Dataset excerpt
..........
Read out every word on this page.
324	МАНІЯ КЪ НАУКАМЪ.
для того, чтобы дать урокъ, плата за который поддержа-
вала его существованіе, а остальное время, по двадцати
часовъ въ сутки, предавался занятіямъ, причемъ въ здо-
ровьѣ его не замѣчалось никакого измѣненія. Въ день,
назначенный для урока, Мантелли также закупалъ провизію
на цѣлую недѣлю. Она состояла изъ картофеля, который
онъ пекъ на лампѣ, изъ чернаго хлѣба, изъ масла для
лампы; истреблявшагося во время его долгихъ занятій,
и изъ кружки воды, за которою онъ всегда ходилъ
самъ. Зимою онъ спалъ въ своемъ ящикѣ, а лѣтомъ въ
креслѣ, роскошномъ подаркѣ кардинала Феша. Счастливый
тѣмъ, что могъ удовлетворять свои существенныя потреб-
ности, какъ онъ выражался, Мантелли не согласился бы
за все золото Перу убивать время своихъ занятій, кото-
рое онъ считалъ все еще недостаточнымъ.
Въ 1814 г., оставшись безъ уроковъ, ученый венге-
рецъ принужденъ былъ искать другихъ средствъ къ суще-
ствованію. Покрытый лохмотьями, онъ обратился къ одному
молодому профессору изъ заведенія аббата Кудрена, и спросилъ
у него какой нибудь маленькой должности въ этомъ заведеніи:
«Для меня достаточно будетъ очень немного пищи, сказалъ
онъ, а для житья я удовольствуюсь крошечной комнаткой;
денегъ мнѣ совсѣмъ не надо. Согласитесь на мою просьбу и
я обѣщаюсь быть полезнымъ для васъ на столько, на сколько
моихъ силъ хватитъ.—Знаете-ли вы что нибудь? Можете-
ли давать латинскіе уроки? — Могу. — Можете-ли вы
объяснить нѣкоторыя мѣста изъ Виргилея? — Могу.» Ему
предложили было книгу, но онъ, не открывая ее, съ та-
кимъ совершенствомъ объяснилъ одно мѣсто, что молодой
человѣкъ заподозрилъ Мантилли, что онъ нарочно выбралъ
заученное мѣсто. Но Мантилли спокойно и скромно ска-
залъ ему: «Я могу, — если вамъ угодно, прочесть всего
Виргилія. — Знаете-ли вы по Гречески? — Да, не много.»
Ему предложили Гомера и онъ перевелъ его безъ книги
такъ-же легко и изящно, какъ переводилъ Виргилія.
..........
Objective >> Each line of the listing should be copied exactly.

Solution for this problem >>
Read out every word on this page.
324	МАНІЯ КЪ НАУКАМЪ.
для того, чтобы дать урокъ, плата за который поддержа-
вала его существованіе, а остальное время, по двадцати
часовъ въ сутки, предавался занятіямъ, причемъ въ здо-
ровьѣ его не замѣчалось никакого измѣненія. Въ день,
назначенный для урока, Мантелли также закупалъ провизію
на цѣлую недѣлю. Она состояла изъ картофеля, который
онъ пекъ на лампѣ, изъ чернаго хлѣба, изъ масла для
лампы; истреблявшагося во время его долгихъ занятій,
и изъ кружки воды, за которою онъ всегда ходилъ
самъ. Зимою онъ спалъ въ своемъ ящикѣ, а лѣтомъ въ
креслѣ, роскошномъ подаркѣ кардинала Феша. Счастливый
тѣмъ, что могъ удовлетворять свои существенныя потреб-
ности, какъ онъ выражался, Мантелли не согласился бы
за все золото Перу убивать время своихъ занятій, кото-
рое онъ считалъ все еще недостаточнымъ.
Въ 1814 г., оставшись безъ уроковъ, ученый венге-
рецъ принужденъ былъ искать другихъ средствъ къ суще-
ствованію. Покрытый лохмотьями, онъ обратился къ одному
молодому профессору изъ заведенія аббата Кудрена, и спросилъ
у него какой нибудь маленькой должности въ этомъ заведеніи:
«Для меня достаточно будетъ очень немного пищи, сказалъ
онъ, а для житья я удовольствуюсь крошечной комнаткой;
денегъ мнѣ совсѣмъ не надо. Согласитесь на мою просьбу и
я обѣщаюсь быть полезнымъ для васъ на столько, на сколько
моихъ силъ хватитъ.—Знаете-ли вы что нибудь? Можете-
ли давать латинскіе уроки? — Могу. — Можете-ли вы
объяснить нѣкоторыя мѣста изъ Виргилея? — Могу.» Ему
предложили было книгу, но онъ, не открывая ее, съ та-
кимъ совершенствомъ объяснилъ одно мѣсто, что молодой
человѣкъ заподозрилъ Мантилли, что онъ нарочно выбралъ
заученное мѣсто. Но Мантилли спокойно и скромно ска-
залъ ему: «Я могу, — если вамъ угодно, прочесть всего
Виргилія. — Знаете-ли вы по Гречески? — Да, не много.»
Ему предложили Гомера и онъ перевелъ его безъ книги
такъ-же легко и изящно, какъ переводилъ Виргилія.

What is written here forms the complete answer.